■ **Istruzioni dell'esercizio**:
- 1) Rispondi alle seguenti domande sull'articolo dedicato al romanzo di Simone Costa.
(a) Chi firma l'articolo e in quale data?
(b) Da quale sostanza dipende Nick Donati?
(c) Quale casa editrice pubblica il romanzo?
- 2) Nell'articolo sul romanzo di Simone Costa, restituisci senza modifiche il passo compreso tra "27 ottobre 2015, Micaela" e "dipendenza dalla cocaina.", entrambi inclusi.

"Precipitare" (tra droga, lavoro e famiglia) è un po' risalire. Simone Costa ci racconta il suo libro

27 ottobre 2015, Micaela Del Monte
Il continuo inseguire qualcosa e qualcuno. Una corsa contro il tempo, contro gli eventi che si susseguono e che non si possono controllare. E’ la storia di Nick Donati, della sua famiglia, del suo lavoro e della sua dipendenza dalla cocaina.

Una storia che ti prende e non ti abbandona fino all'ultima parola, all'ultima lettera, all'ultimo punto. Un romanzo che nella sua velocità ci mostra come, a volte, di fronte alla vita siamo nulla. Gli eventi che si sviluppano freneticamente nell'esistenza di Nick quasi non gli lasciano il tempo di capire cosa realmente stia accadendo in lui e intorno a lui. Nella sua vicenda ci siamo trovati come uno specchio: riflessi. Questo è “Precipitareil primo romanzo di Simone Costa, giornalista di La7 e autore televisivo, pubblicato da Bordeaux Edizioni. Una trama che IntelligoNews ha deciso di raccontare insieme all'autore del libro.

■ **Dati forniti**:
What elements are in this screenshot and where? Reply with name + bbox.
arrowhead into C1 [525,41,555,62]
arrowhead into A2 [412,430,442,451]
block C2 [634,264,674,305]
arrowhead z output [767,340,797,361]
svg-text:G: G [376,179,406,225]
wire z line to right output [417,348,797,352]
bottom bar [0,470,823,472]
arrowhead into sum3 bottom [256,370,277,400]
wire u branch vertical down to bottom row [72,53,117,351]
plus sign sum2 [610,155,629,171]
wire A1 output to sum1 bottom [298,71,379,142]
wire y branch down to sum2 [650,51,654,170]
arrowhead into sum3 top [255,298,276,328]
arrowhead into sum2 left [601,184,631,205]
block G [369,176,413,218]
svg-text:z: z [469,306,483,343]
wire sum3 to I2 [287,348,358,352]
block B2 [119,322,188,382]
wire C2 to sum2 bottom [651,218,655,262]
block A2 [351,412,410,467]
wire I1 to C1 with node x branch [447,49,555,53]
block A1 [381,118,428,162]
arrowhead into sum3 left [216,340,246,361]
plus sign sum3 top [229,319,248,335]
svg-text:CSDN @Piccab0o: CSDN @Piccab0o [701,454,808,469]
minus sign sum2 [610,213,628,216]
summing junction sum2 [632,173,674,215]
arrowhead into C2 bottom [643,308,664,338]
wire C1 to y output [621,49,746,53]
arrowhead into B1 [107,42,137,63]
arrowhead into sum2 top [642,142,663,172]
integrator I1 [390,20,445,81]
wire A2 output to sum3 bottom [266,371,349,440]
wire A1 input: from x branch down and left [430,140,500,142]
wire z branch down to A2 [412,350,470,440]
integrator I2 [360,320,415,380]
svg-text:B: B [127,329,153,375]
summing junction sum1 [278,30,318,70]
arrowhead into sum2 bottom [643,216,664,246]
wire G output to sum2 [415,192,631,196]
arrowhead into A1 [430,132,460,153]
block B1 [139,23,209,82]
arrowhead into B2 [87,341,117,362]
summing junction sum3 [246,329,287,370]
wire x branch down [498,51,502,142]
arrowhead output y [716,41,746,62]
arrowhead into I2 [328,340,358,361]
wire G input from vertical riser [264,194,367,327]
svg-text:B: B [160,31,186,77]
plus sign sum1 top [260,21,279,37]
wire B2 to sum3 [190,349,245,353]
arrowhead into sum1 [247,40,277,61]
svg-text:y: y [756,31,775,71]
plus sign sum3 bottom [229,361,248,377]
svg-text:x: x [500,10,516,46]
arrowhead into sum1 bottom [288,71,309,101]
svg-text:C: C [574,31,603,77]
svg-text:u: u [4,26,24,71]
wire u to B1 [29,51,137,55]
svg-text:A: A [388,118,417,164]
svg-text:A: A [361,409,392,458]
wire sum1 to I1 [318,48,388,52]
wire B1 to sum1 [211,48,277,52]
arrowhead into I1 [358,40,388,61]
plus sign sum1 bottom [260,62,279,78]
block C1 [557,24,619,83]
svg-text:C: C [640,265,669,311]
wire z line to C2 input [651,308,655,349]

■ **Soluzioni dei compiti**:
- 1)
(a) Micaela Del Monte, 27 ottobre 2015.
(b) Dalla cocaina.
(c) Bordeaux Edizioni.

- 2)
27 ottobre 2015, Micaela Del Monte
Il continuo inseguire qualcosa e qualcuno. Una corsa contro il tempo, contro gli eventi che si susseguono e che non si possono controllare. E’ la storia di Nick Donati, della sua famiglia, del suo lavoro e della sua dipendenza dalla cocaina.